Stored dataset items
+ + +

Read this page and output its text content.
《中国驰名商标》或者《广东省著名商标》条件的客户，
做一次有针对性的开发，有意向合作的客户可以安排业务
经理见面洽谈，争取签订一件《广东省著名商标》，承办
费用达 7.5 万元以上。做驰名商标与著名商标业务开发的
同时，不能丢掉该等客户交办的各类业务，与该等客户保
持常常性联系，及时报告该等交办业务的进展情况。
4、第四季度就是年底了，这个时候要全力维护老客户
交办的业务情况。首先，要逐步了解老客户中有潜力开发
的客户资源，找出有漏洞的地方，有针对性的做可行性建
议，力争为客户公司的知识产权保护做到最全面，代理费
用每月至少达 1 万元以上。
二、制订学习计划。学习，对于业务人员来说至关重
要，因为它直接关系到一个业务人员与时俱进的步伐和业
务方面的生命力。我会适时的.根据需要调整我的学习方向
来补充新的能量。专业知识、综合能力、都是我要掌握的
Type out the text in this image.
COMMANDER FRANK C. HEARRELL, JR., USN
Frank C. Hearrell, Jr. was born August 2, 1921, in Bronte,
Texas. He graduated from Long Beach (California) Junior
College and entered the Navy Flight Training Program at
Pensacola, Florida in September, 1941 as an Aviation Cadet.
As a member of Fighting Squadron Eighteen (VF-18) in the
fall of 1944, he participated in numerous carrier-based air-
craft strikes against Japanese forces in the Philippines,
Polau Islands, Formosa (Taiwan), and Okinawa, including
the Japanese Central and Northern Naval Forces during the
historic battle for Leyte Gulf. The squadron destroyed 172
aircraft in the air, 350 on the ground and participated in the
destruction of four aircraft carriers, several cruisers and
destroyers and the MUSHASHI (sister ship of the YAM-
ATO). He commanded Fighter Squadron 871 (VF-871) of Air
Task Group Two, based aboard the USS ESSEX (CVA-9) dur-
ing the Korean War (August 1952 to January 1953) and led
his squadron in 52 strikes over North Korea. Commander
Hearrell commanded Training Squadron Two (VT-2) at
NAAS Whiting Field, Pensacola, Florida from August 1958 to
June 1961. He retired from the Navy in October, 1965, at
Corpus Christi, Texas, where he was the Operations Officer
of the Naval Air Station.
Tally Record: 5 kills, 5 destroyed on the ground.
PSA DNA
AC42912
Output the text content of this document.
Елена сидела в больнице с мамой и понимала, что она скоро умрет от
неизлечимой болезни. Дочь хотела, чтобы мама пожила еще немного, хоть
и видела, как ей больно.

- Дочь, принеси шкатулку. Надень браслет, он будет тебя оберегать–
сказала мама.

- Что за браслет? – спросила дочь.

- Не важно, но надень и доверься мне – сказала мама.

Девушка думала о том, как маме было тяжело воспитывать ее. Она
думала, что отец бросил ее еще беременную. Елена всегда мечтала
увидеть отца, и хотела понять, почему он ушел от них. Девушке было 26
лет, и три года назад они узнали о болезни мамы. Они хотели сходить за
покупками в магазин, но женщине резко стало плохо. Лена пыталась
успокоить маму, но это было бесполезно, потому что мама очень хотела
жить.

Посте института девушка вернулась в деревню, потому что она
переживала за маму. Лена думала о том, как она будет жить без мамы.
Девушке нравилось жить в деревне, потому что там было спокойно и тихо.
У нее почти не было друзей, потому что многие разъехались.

+ + +

The exercise: Identify each line holding the string "Texas", and copy it out.

Task output:
Texas. He graduated from Long Beach (California) Junior
Corpus Christi, Texas, where he was the Operations Officer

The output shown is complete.